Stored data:
[START]
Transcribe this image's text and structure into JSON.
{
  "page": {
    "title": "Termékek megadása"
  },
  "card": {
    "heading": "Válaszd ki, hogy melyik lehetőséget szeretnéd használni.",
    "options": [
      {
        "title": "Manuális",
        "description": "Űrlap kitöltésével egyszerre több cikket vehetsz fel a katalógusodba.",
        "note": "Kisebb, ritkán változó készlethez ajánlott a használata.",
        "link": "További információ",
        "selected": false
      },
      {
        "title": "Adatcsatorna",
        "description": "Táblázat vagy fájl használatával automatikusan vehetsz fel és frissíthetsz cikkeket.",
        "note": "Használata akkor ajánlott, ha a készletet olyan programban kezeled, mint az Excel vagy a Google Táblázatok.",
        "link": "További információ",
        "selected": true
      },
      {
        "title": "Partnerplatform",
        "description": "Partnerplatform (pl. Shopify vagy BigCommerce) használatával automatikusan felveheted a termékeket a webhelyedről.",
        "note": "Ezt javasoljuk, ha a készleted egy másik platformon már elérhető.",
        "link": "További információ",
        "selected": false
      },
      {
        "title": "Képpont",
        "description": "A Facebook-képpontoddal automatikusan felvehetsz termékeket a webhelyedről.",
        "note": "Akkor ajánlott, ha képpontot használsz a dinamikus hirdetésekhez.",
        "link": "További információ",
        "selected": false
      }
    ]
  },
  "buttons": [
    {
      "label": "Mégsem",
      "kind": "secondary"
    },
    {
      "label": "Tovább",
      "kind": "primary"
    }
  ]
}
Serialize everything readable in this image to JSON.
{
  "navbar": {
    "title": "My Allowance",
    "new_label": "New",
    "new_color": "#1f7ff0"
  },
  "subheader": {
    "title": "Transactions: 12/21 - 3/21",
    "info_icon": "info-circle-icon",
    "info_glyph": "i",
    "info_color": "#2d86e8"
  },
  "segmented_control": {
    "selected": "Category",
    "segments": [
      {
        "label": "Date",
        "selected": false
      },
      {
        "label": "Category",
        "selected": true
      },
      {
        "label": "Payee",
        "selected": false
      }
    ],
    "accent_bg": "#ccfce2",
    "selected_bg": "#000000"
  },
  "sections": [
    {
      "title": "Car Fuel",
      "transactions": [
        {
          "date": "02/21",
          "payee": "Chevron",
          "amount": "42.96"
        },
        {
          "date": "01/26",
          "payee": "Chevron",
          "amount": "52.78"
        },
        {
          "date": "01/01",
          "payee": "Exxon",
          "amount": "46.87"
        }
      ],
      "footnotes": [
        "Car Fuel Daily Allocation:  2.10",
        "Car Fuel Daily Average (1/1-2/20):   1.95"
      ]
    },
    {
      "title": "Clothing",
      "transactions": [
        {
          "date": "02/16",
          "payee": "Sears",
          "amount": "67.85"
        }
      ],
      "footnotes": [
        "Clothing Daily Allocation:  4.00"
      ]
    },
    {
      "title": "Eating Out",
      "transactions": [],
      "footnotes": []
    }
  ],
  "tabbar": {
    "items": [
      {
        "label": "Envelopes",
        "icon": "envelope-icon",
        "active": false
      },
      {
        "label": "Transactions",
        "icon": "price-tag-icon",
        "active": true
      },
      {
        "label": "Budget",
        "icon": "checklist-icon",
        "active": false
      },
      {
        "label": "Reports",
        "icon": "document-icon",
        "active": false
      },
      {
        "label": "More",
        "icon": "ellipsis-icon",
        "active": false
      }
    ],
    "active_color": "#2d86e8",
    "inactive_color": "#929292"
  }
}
[END]
■ Directions for this task
Every line above should be printed again exactly as it stands.

■ Output
Transcribe this image's text and structure into JSON.
{
  "page": {
    "title": "Termékek megadása"
  },
  "card": {
    "heading": "Válaszd ki, hogy melyik lehetőséget szeretnéd használni.",
    "options": [
      {
        "title": "Manuális",
        "description": "Űrlap kitöltésével egyszerre több cikket vehetsz fel a katalógusodba.",
        "note": "Kisebb, ritkán változó készlethez ajánlott a használata.",
        "link": "További információ",
        "selected": false
      },
      {
        "title": "Adatcsatorna",
        "description": "Táblázat vagy fájl használatával automatikusan vehetsz fel és frissíthetsz cikkeket.",
        "note": "Használata akkor ajánlott, ha a készletet olyan programban kezeled, mint az Excel vagy a Google Táblázatok.",
        "link": "További információ",
        "selected": true
      },
      {
        "title": "Partnerplatform",
        "description": "Partnerplatform (pl. Shopify vagy BigCommerce) használatával automatikusan felveheted a termékeket a webhelyedről.",
        "note": "Ezt javasoljuk, ha a készleted egy másik platformon már elérhető.",
        "link": "További információ",
        "selected": false
      },
      {
        "title": "Képpont",
        "description": "A Facebook-képpontoddal automatikusan felvehetsz termékeket a webhelyedről.",
        "note": "Akkor ajánlott, ha képpontot használsz a dinamikus hirdetésekhez.",
        "link": "További információ",
        "selected": false
      }
    ]
  },
  "buttons": [
    {
      "label": "Mégsem",
      "kind": "secondary"
    },
    {
      "label": "Tovább",
      "kind": "primary"
    }
  ]
}
Serialize everything readable in this image to JSON.
{
  "navbar": {
    "title": "My Allowance",
    "new_label": "New",
    "new_color": "#1f7ff0"
  },
  "subheader": {
    "title": "Transactions: 12/21 - 3/21",
    "info_icon": "info-circle-icon",
    "info_glyph": "i",
    "info_color": "#2d86e8"
  },
  "segmented_control": {
    "selected": "Category",
    "segments": [
      {
        "label": "Date",
        "selected": false
      },
      {
        "label": "Category",
        "selected": true
      },
      {
        "label": "Payee",
        "selected": false
      }
    ],
    "accent_bg": "#ccfce2",
    "selected_bg": "#000000"
  },
  "sections": [
    {
      "title": "Car Fuel",
      "transactions": [
        {
          "date": "02/21",
          "payee": "Chevron",
          "amount": "42.96"
        },
        {
          "date": "01/26",
          "payee": "Chevron",
          "amount": "52.78"
        },
        {
          "date": "01/01",
          "payee": "Exxon",
          "amount": "46.87"
        }
      ],
      "footnotes": [
        "Car Fuel Daily Allocation:  2.10",
        "Car Fuel Daily Average (1/1-2/20):   1.95"
      ]
    },
    {
      "title": "Clothing",
      "transactions": [
        {
          "date": "02/16",
          "payee": "Sears",
          "amount": "67.85"
        }
      ],
      "footnotes": [
        "Clothing Daily Allocation:  4.00"
      ]
    },
    {
      "title": "Eating Out",
      "transactions": [],
      "footnotes": []
    }
  ],
  "tabbar": {
    "items": [
      {
        "label": "Envelopes",
        "icon": "envelope-icon",
        "active": false
      },
      {
        "label": "Transactions",
        "icon": "price-tag-icon",
        "active": true
      },
      {
        "label": "Budget",
        "icon": "checklist-icon",
        "active": false
      },
      {
        "label": "Reports",
        "icon": "document-icon",
        "active": false
      },
      {
        "label": "More",
        "icon": "ellipsis-icon",
        "active": false
      }
    ],
    "active_color": "#2d86e8",
    "inactive_color": "#929292"
  }
}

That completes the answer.